[Collection entries]
>>>

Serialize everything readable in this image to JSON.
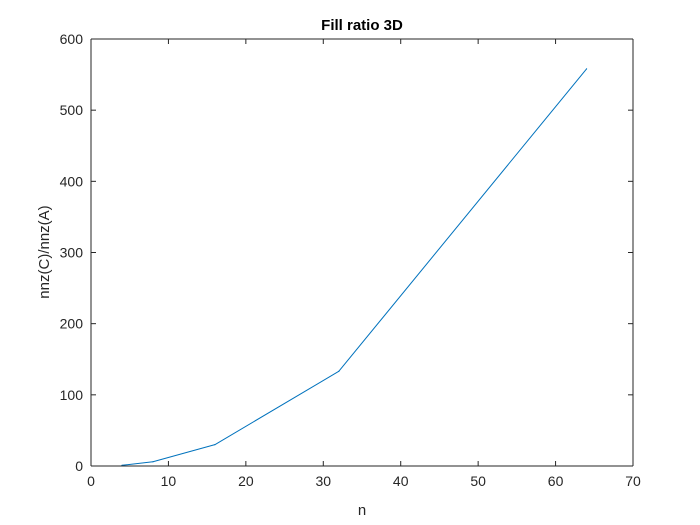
{
  "chart_data": {
    "type": "line",
    "title": "Fill ratio 3D",
    "xlabel": "n",
    "ylabel": "nnz(C)/nnz(A)",
    "xlim": [
      0,
      70
    ],
    "ylim": [
      0,
      600
    ],
    "xticks": [
      0,
      10,
      20,
      30,
      40,
      50,
      60,
      70
    ],
    "yticks": [
      0,
      100,
      200,
      300,
      400,
      500,
      600
    ],
    "grid": false,
    "series": [
      {
        "color": "#0072BD",
        "x": [
          4,
          8,
          16,
          32,
          64
        ],
        "y": [
          1,
          6,
          30,
          133,
          558
        ]
      }
    ]
  }
}
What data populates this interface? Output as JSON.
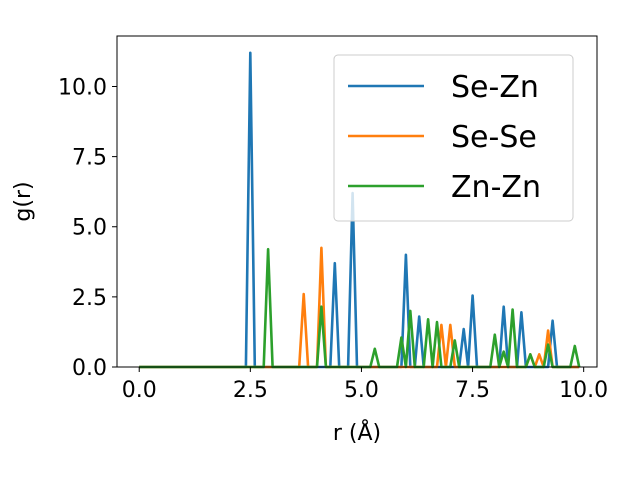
{
  "chart_data": {
    "type": "line",
    "title": "",
    "xlabel": "r (Å)",
    "ylabel": "g(r)",
    "xlim": [
      -0.5,
      10.3
    ],
    "ylim": [
      0,
      11.8
    ],
    "xticks": [
      0.0,
      2.5,
      5.0,
      7.5,
      10.0
    ],
    "xtick_labels": [
      "0.0",
      "2.5",
      "5.0",
      "7.5",
      "10.0"
    ],
    "yticks": [
      0.0,
      2.5,
      5.0,
      7.5,
      10.0
    ],
    "ytick_labels": [
      "0.0",
      "2.5",
      "5.0",
      "7.5",
      "10.0"
    ],
    "grid": false,
    "legend_position": "top-right",
    "series": [
      {
        "name": "Se-Zn",
        "color": "#1f77b4",
        "points": [
          [
            0,
            0
          ],
          [
            2.4,
            0
          ],
          [
            2.5,
            11.2
          ],
          [
            2.6,
            0
          ],
          [
            4.3,
            0
          ],
          [
            4.4,
            3.7
          ],
          [
            4.5,
            0
          ],
          [
            4.7,
            0
          ],
          [
            4.8,
            6.2
          ],
          [
            4.9,
            0
          ],
          [
            5.9,
            0
          ],
          [
            6.0,
            4.0
          ],
          [
            6.1,
            0
          ],
          [
            6.2,
            0
          ],
          [
            6.3,
            1.8
          ],
          [
            6.4,
            0
          ],
          [
            7.2,
            0
          ],
          [
            7.3,
            1.35
          ],
          [
            7.4,
            0
          ],
          [
            7.5,
            2.55
          ],
          [
            7.6,
            0
          ],
          [
            8.1,
            0
          ],
          [
            8.2,
            2.15
          ],
          [
            8.3,
            0
          ],
          [
            8.5,
            0
          ],
          [
            8.6,
            1.95
          ],
          [
            8.7,
            0
          ],
          [
            9.2,
            0
          ],
          [
            9.3,
            1.65
          ],
          [
            9.4,
            0
          ],
          [
            9.9,
            0
          ]
        ]
      },
      {
        "name": "Se-Se",
        "color": "#ff7f0e",
        "points": [
          [
            0,
            0
          ],
          [
            3.6,
            0
          ],
          [
            3.7,
            2.6
          ],
          [
            3.8,
            0
          ],
          [
            4.0,
            0
          ],
          [
            4.1,
            4.25
          ],
          [
            4.2,
            0
          ],
          [
            6.7,
            0
          ],
          [
            6.8,
            1.5
          ],
          [
            6.9,
            0
          ],
          [
            7.0,
            1.5
          ],
          [
            7.1,
            0
          ],
          [
            8.7,
            0
          ],
          [
            8.8,
            0.45
          ],
          [
            8.9,
            0
          ],
          [
            9.0,
            0.45
          ],
          [
            9.1,
            0
          ],
          [
            9.2,
            1.3
          ],
          [
            9.3,
            0
          ],
          [
            9.9,
            0
          ]
        ]
      },
      {
        "name": "Zn-Zn",
        "color": "#2ca02c",
        "points": [
          [
            0,
            0
          ],
          [
            2.8,
            0
          ],
          [
            2.9,
            4.2
          ],
          [
            3.0,
            0
          ],
          [
            4.0,
            0
          ],
          [
            4.1,
            2.15
          ],
          [
            4.2,
            0
          ],
          [
            5.2,
            0
          ],
          [
            5.3,
            0.65
          ],
          [
            5.4,
            0
          ],
          [
            5.8,
            0
          ],
          [
            5.9,
            1.05
          ],
          [
            6.0,
            0
          ],
          [
            6.1,
            2.0
          ],
          [
            6.2,
            0
          ],
          [
            6.4,
            0
          ],
          [
            6.5,
            1.7
          ],
          [
            6.6,
            0
          ],
          [
            6.7,
            1.6
          ],
          [
            6.8,
            0
          ],
          [
            7.0,
            0
          ],
          [
            7.1,
            0.95
          ],
          [
            7.2,
            0
          ],
          [
            7.9,
            0
          ],
          [
            8.0,
            1.15
          ],
          [
            8.1,
            0
          ],
          [
            8.2,
            0.55
          ],
          [
            8.3,
            0
          ],
          [
            8.4,
            2.05
          ],
          [
            8.5,
            0
          ],
          [
            8.7,
            0
          ],
          [
            8.8,
            0.45
          ],
          [
            8.9,
            0
          ],
          [
            9.1,
            0
          ],
          [
            9.2,
            0.8
          ],
          [
            9.3,
            0
          ],
          [
            9.7,
            0
          ],
          [
            9.8,
            0.75
          ],
          [
            9.9,
            0
          ]
        ]
      }
    ]
  }
}
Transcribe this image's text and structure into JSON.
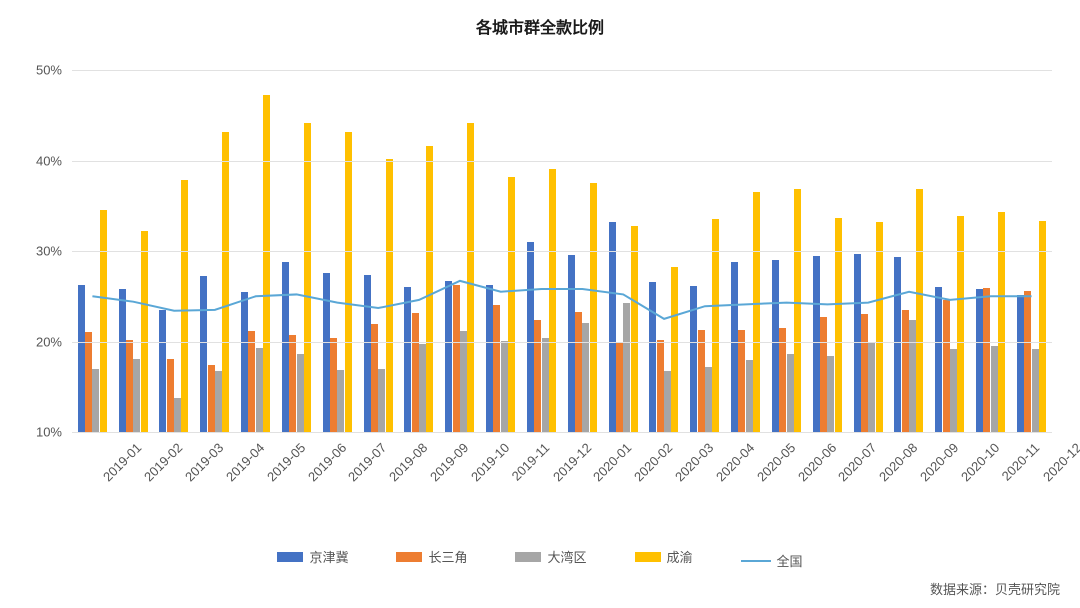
{
  "chart": {
    "type": "bar+line",
    "title": "各城市群全款比例",
    "title_fontsize": 16,
    "title_fontweight": 700,
    "background_color": "#ffffff",
    "grid_color": "#e1e1e1",
    "text_color": "#555555",
    "tick_fontsize": 13,
    "title_color": "#1a1a1a",
    "y_axis": {
      "min": 10,
      "max": 50,
      "tick_step": 10,
      "format": "percent",
      "ticks": [
        "10%",
        "20%",
        "30%",
        "40%",
        "50%"
      ]
    },
    "categories": [
      "2019-01",
      "2019-02",
      "2019-03",
      "2019-04",
      "2019-05",
      "2019-06",
      "2019-07",
      "2019-08",
      "2019-09",
      "2019-10",
      "2019-11",
      "2019-12",
      "2020-01",
      "2020-02",
      "2020-03",
      "2020-04",
      "2020-05",
      "2020-06",
      "2020-07",
      "2020-08",
      "2020-09",
      "2020-10",
      "2020-11",
      "2020-12"
    ],
    "bar_series": [
      {
        "name": "京津冀",
        "color": "#4472c4",
        "values": [
          26.3,
          25.8,
          23.5,
          27.2,
          25.5,
          28.8,
          27.6,
          27.3,
          26.0,
          26.7,
          26.3,
          31.0,
          29.6,
          33.2,
          26.6,
          26.1,
          28.8,
          29.0,
          29.5,
          29.7,
          29.3,
          26.0,
          25.8,
          25.1
        ]
      },
      {
        "name": "长三角",
        "color": "#ed7d31",
        "values": [
          21.0,
          20.2,
          18.1,
          17.4,
          21.2,
          20.7,
          20.4,
          21.9,
          23.2,
          26.3,
          24.0,
          22.4,
          23.3,
          19.8,
          20.2,
          21.3,
          21.3,
          21.5,
          22.7,
          23.0,
          23.5,
          24.6,
          25.9,
          25.6
        ]
      },
      {
        "name": "大湾区",
        "color": "#a6a6a6",
        "values": [
          17.0,
          18.1,
          13.8,
          16.7,
          19.3,
          18.6,
          16.8,
          17.0,
          19.7,
          21.2,
          20.1,
          20.4,
          22.0,
          24.3,
          16.7,
          17.2,
          18.0,
          18.6,
          18.4,
          19.9,
          22.4,
          19.2,
          19.5,
          19.2
        ]
      },
      {
        "name": "成渝",
        "color": "#ffc000",
        "values": [
          34.5,
          32.2,
          37.8,
          43.1,
          47.2,
          44.2,
          43.2,
          40.2,
          41.6,
          44.2,
          38.2,
          39.1,
          37.5,
          32.8,
          28.2,
          33.5,
          36.5,
          36.8,
          33.6,
          33.2,
          36.8,
          33.9,
          34.3,
          33.3
        ]
      }
    ],
    "line_series": {
      "name": "全国",
      "color": "#5aa7d6",
      "line_width": 2,
      "values": [
        25.0,
        24.4,
        23.4,
        23.5,
        25.0,
        25.2,
        24.3,
        23.7,
        24.6,
        26.7,
        25.5,
        25.8,
        25.8,
        25.2,
        22.5,
        23.9,
        24.1,
        24.3,
        24.1,
        24.3,
        25.5,
        24.6,
        25.0,
        25.0
      ]
    },
    "bar_group_width_ratio": 0.72,
    "xtick_rotation_deg": -45,
    "legend_position": "bottom",
    "legend_fontsize": 13,
    "source_label": "数据来源：贝壳研究院",
    "source_fontsize": 13
  }
}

<<<

### [Short task]
Return a copy of every line that includes the word "name".

### [Answer for this exercise]
        "name": "Se-Zn",
        "name": "Se-Se",
        "name": "Zn-Zn",
        "name": "京津冀",
        "name": "长三角",
        "name": "大湾区",
        "name": "成渝",
      "name": "全国",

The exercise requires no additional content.